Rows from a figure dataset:
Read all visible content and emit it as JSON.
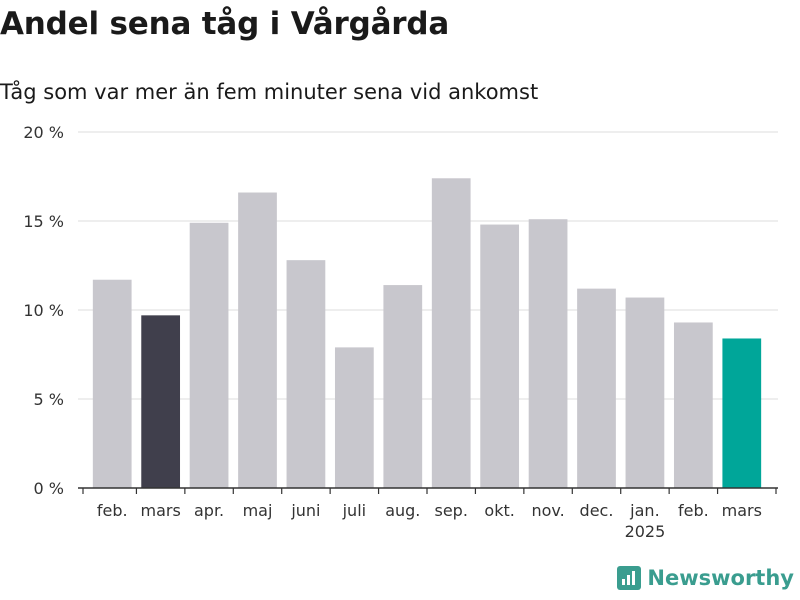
{
  "header": {
    "title": "Andel sena tåg i Vårgårda",
    "subtitle": "Tåg som var mer än fem minuter sena vid ankomst"
  },
  "branding": {
    "logo_text": "Newsworthy",
    "icon": "bar-chart-icon",
    "color": "#3a9d8f"
  },
  "chart_data": {
    "type": "bar",
    "categories": [
      "feb.",
      "mars",
      "apr.",
      "maj",
      "juni",
      "juli",
      "aug.",
      "sep.",
      "okt.",
      "nov.",
      "dec.",
      "jan.",
      "feb.",
      "mars"
    ],
    "year_labels": [
      {
        "index": 11,
        "label": "2025"
      }
    ],
    "values": [
      11.7,
      9.7,
      14.9,
      16.6,
      12.8,
      7.9,
      11.4,
      17.4,
      14.8,
      15.1,
      11.2,
      10.7,
      9.3,
      8.4
    ],
    "colors": [
      "#c8c7cd",
      "#403f4c",
      "#c8c7cd",
      "#c8c7cd",
      "#c8c7cd",
      "#c8c7cd",
      "#c8c7cd",
      "#c8c7cd",
      "#c8c7cd",
      "#c8c7cd",
      "#c8c7cd",
      "#c8c7cd",
      "#c8c7cd",
      "#00a699"
    ],
    "yticks": [
      0,
      5,
      10,
      15,
      20
    ],
    "ytick_labels": [
      "0 %",
      "5 %",
      "10 %",
      "15 %",
      "20 %"
    ],
    "ylim": [
      0,
      20
    ],
    "grid": true
  }
}
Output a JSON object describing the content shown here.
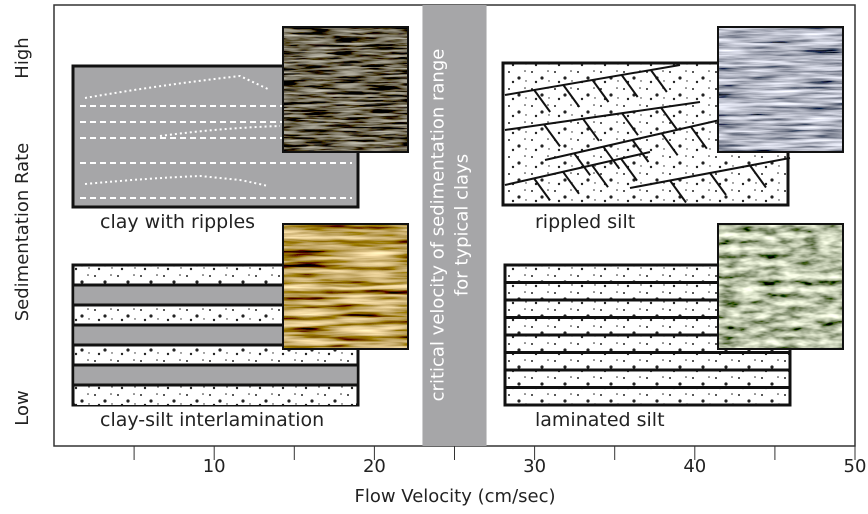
{
  "x_axis": {
    "label": "Flow Velocity (cm/sec)",
    "xlim": [
      0,
      50
    ],
    "ticks": [
      10,
      20,
      30,
      40,
      50
    ],
    "minor_ticks": [
      5,
      15,
      25,
      35,
      45
    ]
  },
  "y_axis": {
    "label": "Sedimentation Rate",
    "high": "High",
    "low": "Low"
  },
  "band": {
    "range": [
      23,
      27
    ],
    "lines": [
      "critical velocity of sedimentation range",
      "for typical clays"
    ]
  },
  "panels": [
    {
      "label": "clay with ripples"
    },
    {
      "label": "rippled silt"
    },
    {
      "label": "clay-silt interlamination"
    },
    {
      "label": "laminated silt"
    }
  ]
}
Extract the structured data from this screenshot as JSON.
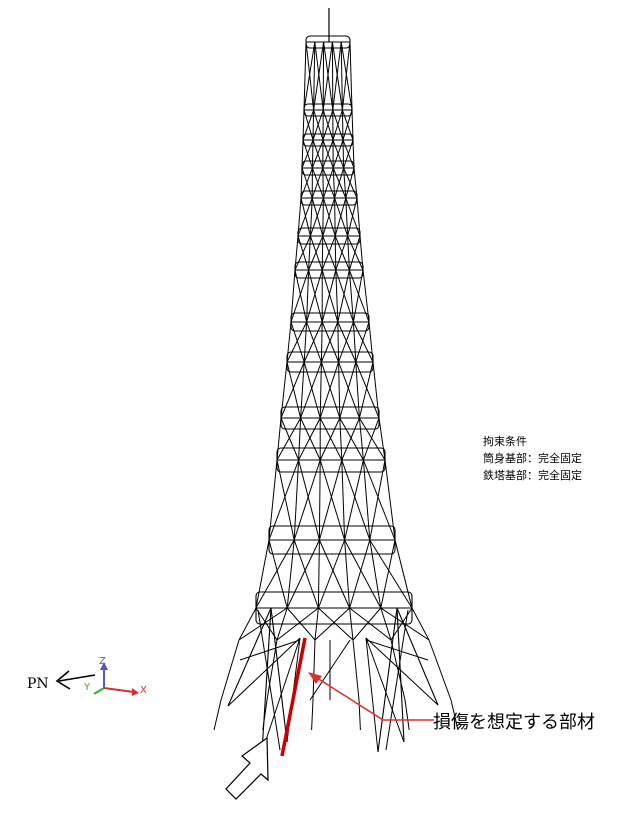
{
  "constraints": {
    "title": "拘束条件",
    "line1": "筒身基部：完全固定",
    "line2": "鉄塔基部：完全固定"
  },
  "axes": {
    "z_label": "Z",
    "y_label": "Y",
    "x_label": "X",
    "z_color": "#5555cc",
    "x_color": "#cc3333",
    "y_color": "#33aa33"
  },
  "direction_label": "PN",
  "damage_label": "損傷を想定する部材",
  "colors": {
    "structure": "#000000",
    "damaged_member": "#cc0000",
    "callout": "#e0302a"
  }
}
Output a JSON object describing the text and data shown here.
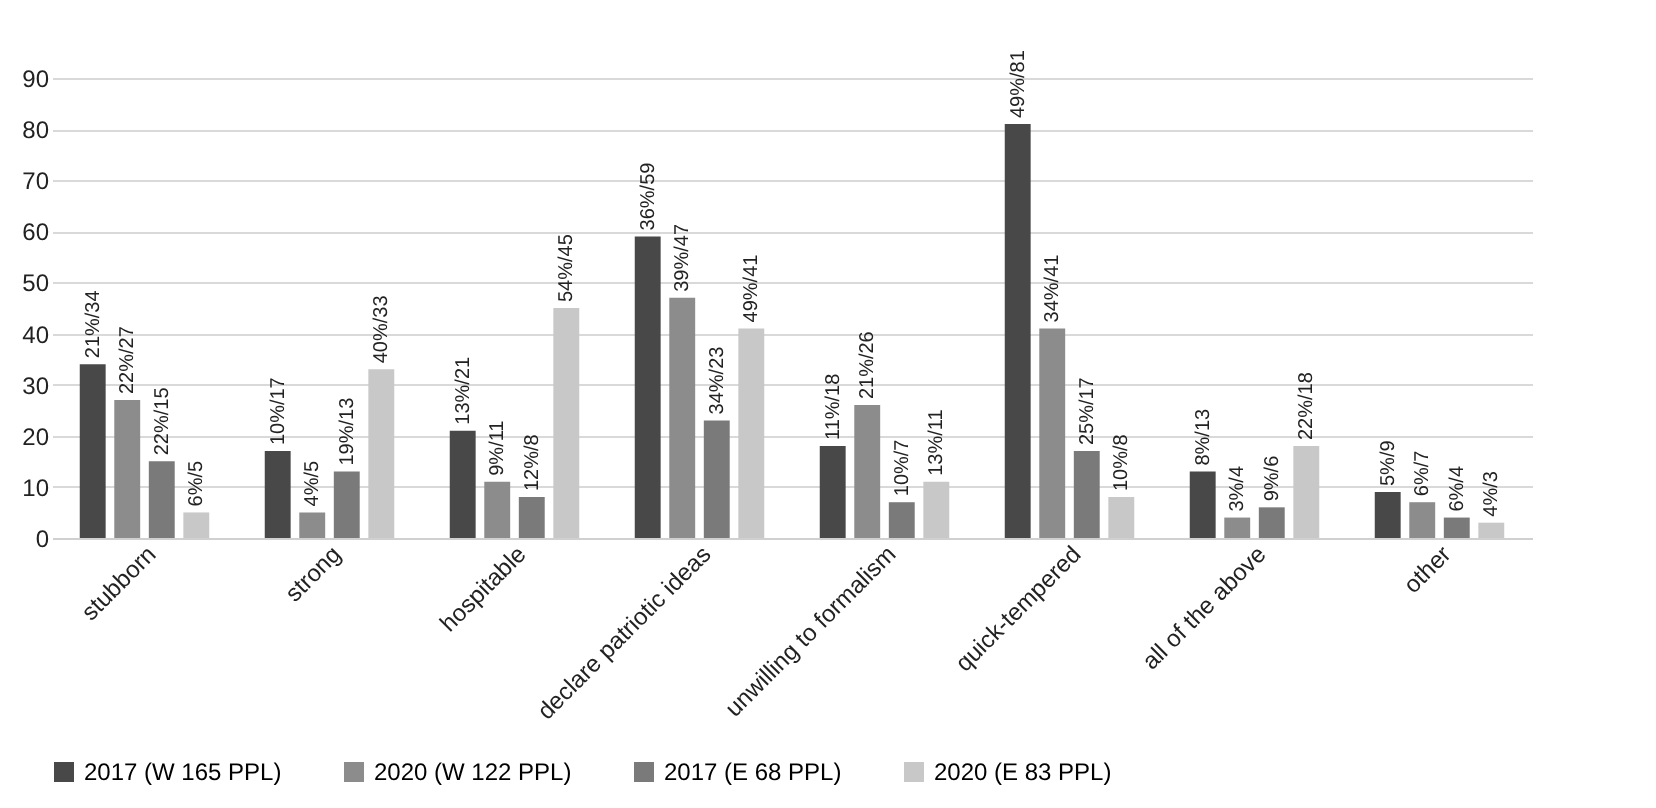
{
  "chart_data": {
    "type": "bar",
    "categories": [
      "stubborn",
      "strong",
      "hospitable",
      "declare patriotic ideas",
      "unwilling to formalism",
      "quick-tempered",
      "all of the above",
      "other"
    ],
    "series": [
      {
        "name": "2017 (W 165 PPL)",
        "color": "#484848",
        "values": [
          34,
          17,
          21,
          59,
          18,
          81,
          13,
          9
        ],
        "value_labels": [
          "21%/34",
          "10%/17",
          "13%/21",
          "36%/59",
          "11%/18",
          "49%/81",
          "8%/13",
          "5%/9"
        ]
      },
      {
        "name": "2020 (W 122 PPL)",
        "color": "#8c8c8c",
        "values": [
          27,
          5,
          11,
          47,
          26,
          41,
          4,
          7
        ],
        "value_labels": [
          "22%/27",
          "4%/5",
          "9%/11",
          "39%/47",
          "21%/26",
          "34%/41",
          "3%/4",
          "6%/7"
        ]
      },
      {
        "name": "2017 (E 68 PPL)",
        "color": "#7a7a7a",
        "values": [
          15,
          13,
          8,
          23,
          7,
          17,
          6,
          4
        ],
        "value_labels": [
          "22%/15",
          "19%/13",
          "12%/8",
          "34%/23",
          "10%/7",
          "25%/17",
          "9%/6",
          "6%/4"
        ]
      },
      {
        "name": "2020 (E 83 PPL)",
        "color": "#c8c8c8",
        "values": [
          5,
          33,
          45,
          41,
          11,
          8,
          18,
          3
        ],
        "value_labels": [
          "6%/5",
          "40%/33",
          "54%/45",
          "49%/41",
          "13%/11",
          "10%/8",
          "22%/18",
          "4%/3"
        ]
      }
    ],
    "ylim": [
      0,
      90
    ],
    "yticks": [
      0,
      10,
      20,
      30,
      40,
      50,
      60,
      70,
      80,
      90
    ],
    "grid": "y",
    "legend": "bottom"
  }
}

Directions:
Write out each line again precisely as it appears, skipping every picture.

Exercise solution:
Read all visible content and emit it as JSON.
{
  "header": {
    "title": "Andel sena tåg i Vårgårda",
    "subtitle": "Tåg som var mer än fem minuter sena vid ankomst"
  },
  "branding": {
    "logo_text": "Newsworthy",
    "icon": "bar-chart-icon",
    "color": "#3a9d8f"
  },
  "chart_data": {
    "type": "bar",
    "categories": [
      "feb.",
      "mars",
      "apr.",
      "maj",
      "juni",
      "juli",
      "aug.",
      "sep.",
      "okt.",
      "nov.",
      "dec.",
      "jan.",
      "feb.",
      "mars"
    ],
    "year_labels": [
      {
        "index": 11,
        "label": "2025"
      }
    ],
    "values": [
      11.7,
      9.7,
      14.9,
      16.6,
      12.8,
      7.9,
      11.4,
      17.4,
      14.8,
      15.1,
      11.2,
      10.7,
      9.3,
      8.4
    ],
    "colors": [
      "#c8c7cd",
      "#403f4c",
      "#c8c7cd",
      "#c8c7cd",
      "#c8c7cd",
      "#c8c7cd",
      "#c8c7cd",
      "#c8c7cd",
      "#c8c7cd",
      "#c8c7cd",
      "#c8c7cd",
      "#c8c7cd",
      "#c8c7cd",
      "#00a699"
    ],
    "yticks": [
      0,
      5,
      10,
      15,
      20
    ],
    "ytick_labels": [
      "0 %",
      "5 %",
      "10 %",
      "15 %",
      "20 %"
    ],
    "ylim": [
      0,
      20
    ],
    "grid": true
  }
}
Output a JSON object describing the content shown here.
{
  "x_axis": {
    "label": "Flow Velocity (cm/sec)",
    "xlim": [
      0,
      50
    ],
    "ticks": [
      10,
      20,
      30,
      40,
      50
    ],
    "minor_ticks": [
      5,
      15,
      25,
      35,
      45
    ]
  },
  "y_axis": {
    "label": "Sedimentation Rate",
    "high": "High",
    "low": "Low"
  },
  "band": {
    "range": [
      23,
      27
    ],
    "lines": [
      "critical velocity of sedimentation range",
      "for typical clays"
    ]
  },
  "panels": [
    {
      "label": "clay with ripples"
    },
    {
      "label": "rippled silt"
    },
    {
      "label": "clay-silt interlamination"
    },
    {
      "label": "laminated silt"
    }
  ]
}
Extract the structured data from this screenshot as JSON.
{
  "constraints": {
    "title": "拘束条件",
    "line1": "筒身基部：完全固定",
    "line2": "鉄塔基部：完全固定"
  },
  "axes": {
    "z_label": "Z",
    "y_label": "Y",
    "x_label": "X",
    "z_color": "#5555cc",
    "x_color": "#cc3333",
    "y_color": "#33aa33"
  },
  "direction_label": "PN",
  "damage_label": "損傷を想定する部材",
  "colors": {
    "structure": "#000000",
    "damaged_member": "#cc0000",
    "callout": "#e0302a"
  }
}
Output a JSON object describing the text and data shown here.
{
  "chart_data": {
    "type": "bar",
    "categories": [
      "stubborn",
      "strong",
      "hospitable",
      "declare patriotic ideas",
      "unwilling to formalism",
      "quick-tempered",
      "all of the above",
      "other"
    ],
    "series": [
      {
        "name": "2017 (W 165 PPL)",
        "color": "#484848",
        "values": [
          34,
          17,
          21,
          59,
          18,
          81,
          13,
          9
        ],
        "value_labels": [
          "21%/34",
          "10%/17",
          "13%/21",
          "36%/59",
          "11%/18",
          "49%/81",
          "8%/13",
          "5%/9"
        ]
      },
      {
        "name": "2020 (W 122 PPL)",
        "color": "#8c8c8c",
        "values": [
          27,
          5,
          11,
          47,
          26,
          41,
          4,
          7
        ],
        "value_labels": [
          "22%/27",
          "4%/5",
          "9%/11",
          "39%/47",
          "21%/26",
          "34%/41",
          "3%/4",
          "6%/7"
        ]
      },
      {
        "name": "2017 (E 68 PPL)",
        "color": "#7a7a7a",
        "values": [
          15,
          13,
          8,
          23,
          7,
          17,
          6,
          4
        ],
        "value_labels": [
          "22%/15",
          "19%/13",
          "12%/8",
          "34%/23",
          "10%/7",
          "25%/17",
          "9%/6",
          "6%/4"
        ]
      },
      {
        "name": "2020 (E 83 PPL)",
        "color": "#c8c8c8",
        "values": [
          5,
          33,
          45,
          41,
          11,
          8,
          18,
          3
        ],
        "value_labels": [
          "6%/5",
          "40%/33",
          "54%/45",
          "49%/41",
          "13%/11",
          "10%/8",
          "22%/18",
          "4%/3"
        ]
      }
    ],
    "ylim": [
      0,
      90
    ],
    "yticks": [
      0,
      10,
      20,
      30,
      40,
      50,
      60,
      70,
      80,
      90
    ],
    "grid": "y",
    "legend": "bottom"
  }
}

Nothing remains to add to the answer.